In the records below, find each line with the word "this" and copy it.
>> START Information supplied
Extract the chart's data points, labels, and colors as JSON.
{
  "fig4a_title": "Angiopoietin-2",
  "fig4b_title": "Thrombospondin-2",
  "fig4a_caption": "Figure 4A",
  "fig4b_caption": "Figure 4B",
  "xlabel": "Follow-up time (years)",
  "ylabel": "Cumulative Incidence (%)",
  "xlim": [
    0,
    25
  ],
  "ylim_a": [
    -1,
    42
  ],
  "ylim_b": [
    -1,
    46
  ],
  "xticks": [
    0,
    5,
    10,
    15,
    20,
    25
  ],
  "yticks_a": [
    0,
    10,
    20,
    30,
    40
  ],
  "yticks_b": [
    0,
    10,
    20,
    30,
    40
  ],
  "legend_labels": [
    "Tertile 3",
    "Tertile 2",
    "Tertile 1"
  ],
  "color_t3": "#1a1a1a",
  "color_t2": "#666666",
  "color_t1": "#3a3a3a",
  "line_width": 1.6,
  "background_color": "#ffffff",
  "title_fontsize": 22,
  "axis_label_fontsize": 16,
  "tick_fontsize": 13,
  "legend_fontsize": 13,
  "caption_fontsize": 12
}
>> END Information supplied
>> START Information supplied
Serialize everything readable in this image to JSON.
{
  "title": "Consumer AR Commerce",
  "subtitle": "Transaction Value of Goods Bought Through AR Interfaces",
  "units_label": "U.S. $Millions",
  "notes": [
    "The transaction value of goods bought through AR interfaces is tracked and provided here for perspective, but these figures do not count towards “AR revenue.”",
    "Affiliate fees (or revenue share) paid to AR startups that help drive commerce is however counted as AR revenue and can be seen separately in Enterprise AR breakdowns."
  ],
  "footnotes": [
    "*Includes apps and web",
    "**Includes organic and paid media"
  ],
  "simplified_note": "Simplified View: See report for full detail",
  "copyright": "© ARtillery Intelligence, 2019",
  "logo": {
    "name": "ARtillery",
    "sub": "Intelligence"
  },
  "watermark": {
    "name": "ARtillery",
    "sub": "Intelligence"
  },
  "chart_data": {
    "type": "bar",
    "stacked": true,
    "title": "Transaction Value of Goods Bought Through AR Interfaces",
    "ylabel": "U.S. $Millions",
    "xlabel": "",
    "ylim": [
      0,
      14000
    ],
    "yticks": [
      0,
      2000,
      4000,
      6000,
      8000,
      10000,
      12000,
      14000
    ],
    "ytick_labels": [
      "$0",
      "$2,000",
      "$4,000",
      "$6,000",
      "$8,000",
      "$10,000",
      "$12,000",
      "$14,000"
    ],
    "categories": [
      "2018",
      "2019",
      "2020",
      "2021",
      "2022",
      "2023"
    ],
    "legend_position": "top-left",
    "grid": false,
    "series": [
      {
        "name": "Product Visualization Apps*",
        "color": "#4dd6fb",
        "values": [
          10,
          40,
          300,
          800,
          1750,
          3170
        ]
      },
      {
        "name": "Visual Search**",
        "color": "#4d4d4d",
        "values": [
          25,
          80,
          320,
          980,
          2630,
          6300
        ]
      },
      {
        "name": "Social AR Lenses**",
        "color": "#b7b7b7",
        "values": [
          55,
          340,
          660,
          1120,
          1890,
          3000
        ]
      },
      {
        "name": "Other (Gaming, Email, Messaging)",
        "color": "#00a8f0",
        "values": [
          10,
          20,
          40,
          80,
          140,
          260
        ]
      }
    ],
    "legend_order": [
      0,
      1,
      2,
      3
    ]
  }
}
>> END Information supplied
>> START Information supplied
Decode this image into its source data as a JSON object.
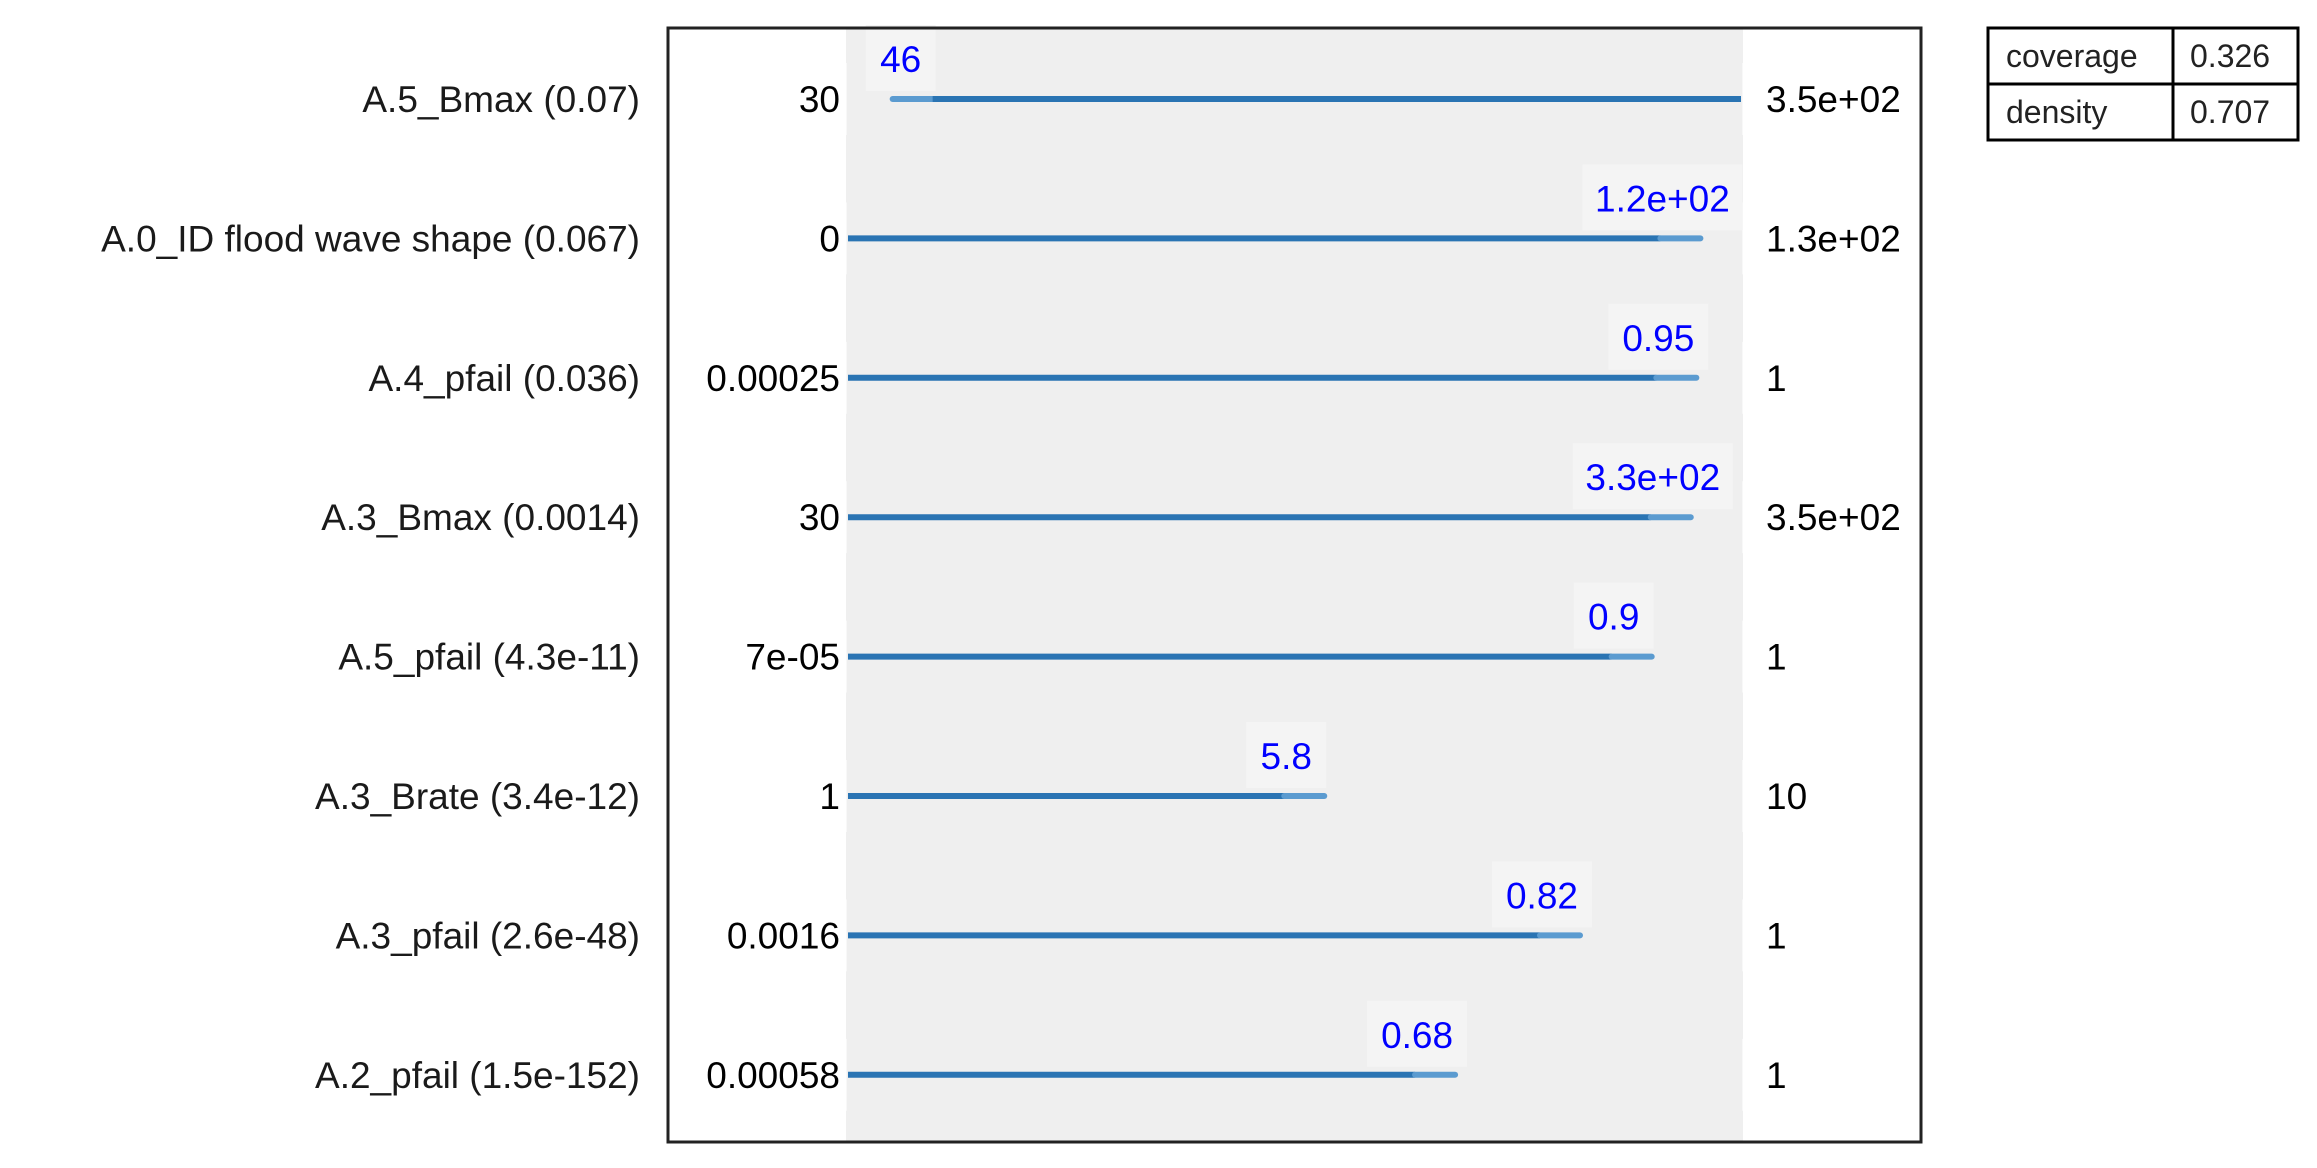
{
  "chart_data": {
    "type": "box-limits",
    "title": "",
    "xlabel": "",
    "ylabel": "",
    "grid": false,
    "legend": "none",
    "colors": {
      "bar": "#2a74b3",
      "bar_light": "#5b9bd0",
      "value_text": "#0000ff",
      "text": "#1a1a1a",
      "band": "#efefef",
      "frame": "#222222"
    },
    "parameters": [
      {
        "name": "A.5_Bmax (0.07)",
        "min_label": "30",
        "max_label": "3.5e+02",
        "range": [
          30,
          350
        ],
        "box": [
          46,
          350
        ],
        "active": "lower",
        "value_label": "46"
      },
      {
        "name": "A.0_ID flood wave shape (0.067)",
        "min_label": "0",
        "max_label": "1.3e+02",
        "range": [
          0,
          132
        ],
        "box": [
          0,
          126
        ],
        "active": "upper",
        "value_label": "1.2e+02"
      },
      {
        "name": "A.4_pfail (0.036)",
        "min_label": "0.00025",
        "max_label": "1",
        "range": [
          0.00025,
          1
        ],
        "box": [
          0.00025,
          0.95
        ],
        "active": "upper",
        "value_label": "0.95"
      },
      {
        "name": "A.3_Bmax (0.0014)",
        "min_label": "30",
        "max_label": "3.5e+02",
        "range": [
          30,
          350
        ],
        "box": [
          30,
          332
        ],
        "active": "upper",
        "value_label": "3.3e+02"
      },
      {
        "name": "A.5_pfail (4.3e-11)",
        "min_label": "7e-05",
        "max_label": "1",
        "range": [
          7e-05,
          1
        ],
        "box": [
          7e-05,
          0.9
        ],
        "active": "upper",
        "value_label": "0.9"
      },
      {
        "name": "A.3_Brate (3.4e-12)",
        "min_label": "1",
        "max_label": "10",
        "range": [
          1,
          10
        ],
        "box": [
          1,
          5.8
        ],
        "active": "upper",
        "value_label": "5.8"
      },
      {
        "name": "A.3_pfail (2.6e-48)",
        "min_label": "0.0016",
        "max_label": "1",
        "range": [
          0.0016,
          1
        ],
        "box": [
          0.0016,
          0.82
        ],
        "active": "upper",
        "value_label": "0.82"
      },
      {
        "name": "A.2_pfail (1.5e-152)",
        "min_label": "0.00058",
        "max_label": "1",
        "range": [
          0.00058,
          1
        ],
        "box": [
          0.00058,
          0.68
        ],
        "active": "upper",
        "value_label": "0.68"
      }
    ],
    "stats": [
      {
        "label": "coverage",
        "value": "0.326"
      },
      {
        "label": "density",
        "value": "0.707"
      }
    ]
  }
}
>> END Information supplied
### Exercise solution
Serialize everything readable in this image to JSON.
Decode this image into its source data as a JSON object.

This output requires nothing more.